>> start RECORDS FOR THE EXERCISE

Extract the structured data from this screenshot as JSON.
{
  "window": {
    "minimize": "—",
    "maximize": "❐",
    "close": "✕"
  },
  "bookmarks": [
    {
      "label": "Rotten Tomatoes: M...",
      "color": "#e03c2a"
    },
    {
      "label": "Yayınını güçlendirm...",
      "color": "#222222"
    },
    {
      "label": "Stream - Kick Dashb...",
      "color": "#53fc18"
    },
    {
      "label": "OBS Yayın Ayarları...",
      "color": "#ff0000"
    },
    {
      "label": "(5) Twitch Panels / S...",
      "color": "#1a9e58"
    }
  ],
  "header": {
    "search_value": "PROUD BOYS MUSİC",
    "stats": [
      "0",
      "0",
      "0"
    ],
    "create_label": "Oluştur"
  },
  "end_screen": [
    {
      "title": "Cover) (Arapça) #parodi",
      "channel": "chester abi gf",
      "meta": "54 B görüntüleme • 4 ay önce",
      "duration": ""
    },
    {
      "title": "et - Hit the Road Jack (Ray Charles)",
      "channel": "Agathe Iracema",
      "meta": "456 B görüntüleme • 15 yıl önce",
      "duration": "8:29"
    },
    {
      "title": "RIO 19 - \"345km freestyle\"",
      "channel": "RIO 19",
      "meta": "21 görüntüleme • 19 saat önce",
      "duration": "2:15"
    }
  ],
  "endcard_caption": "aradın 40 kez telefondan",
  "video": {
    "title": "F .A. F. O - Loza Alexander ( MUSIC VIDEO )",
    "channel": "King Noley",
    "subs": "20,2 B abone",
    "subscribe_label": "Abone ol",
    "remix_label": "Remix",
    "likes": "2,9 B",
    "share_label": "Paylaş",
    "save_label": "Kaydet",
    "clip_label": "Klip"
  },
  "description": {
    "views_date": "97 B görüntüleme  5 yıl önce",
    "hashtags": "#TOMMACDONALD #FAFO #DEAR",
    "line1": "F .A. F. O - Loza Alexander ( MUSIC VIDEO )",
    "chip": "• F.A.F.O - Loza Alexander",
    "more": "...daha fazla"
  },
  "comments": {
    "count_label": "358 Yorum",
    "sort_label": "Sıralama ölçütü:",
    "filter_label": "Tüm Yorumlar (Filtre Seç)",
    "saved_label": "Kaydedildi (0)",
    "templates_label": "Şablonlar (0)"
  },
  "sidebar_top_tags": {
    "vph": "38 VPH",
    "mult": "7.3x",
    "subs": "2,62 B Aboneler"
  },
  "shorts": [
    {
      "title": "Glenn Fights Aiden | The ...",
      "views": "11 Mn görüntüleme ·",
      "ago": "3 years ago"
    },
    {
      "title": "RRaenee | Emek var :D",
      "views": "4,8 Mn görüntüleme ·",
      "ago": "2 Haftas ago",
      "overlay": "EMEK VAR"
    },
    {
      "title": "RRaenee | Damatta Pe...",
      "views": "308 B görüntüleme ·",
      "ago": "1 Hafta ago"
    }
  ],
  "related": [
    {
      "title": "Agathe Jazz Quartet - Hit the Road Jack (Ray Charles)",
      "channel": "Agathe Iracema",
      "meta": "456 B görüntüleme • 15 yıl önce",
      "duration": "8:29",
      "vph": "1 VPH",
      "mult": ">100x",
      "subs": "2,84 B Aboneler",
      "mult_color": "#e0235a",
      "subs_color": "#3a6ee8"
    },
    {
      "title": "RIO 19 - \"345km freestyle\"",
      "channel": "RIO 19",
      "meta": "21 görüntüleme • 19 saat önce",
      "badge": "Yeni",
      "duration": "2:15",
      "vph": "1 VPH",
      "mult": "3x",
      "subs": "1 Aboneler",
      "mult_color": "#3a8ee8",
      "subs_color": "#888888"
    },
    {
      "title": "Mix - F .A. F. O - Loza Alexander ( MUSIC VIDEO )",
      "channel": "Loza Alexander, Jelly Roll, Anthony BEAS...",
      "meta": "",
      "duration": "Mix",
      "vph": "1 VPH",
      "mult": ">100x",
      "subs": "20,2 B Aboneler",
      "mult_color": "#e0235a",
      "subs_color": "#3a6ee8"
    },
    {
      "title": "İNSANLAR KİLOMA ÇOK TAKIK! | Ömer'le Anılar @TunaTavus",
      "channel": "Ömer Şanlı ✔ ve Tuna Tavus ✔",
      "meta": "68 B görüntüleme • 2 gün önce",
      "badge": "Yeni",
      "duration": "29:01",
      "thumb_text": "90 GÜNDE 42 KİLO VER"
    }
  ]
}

>> end RECORDS FOR THE EXERCISE

# WHAT YOU HAVE TO DO
Say, as a single number and nothing more, how many lines of the entries contain the word "MUSIC".

# FINAL RESULT
3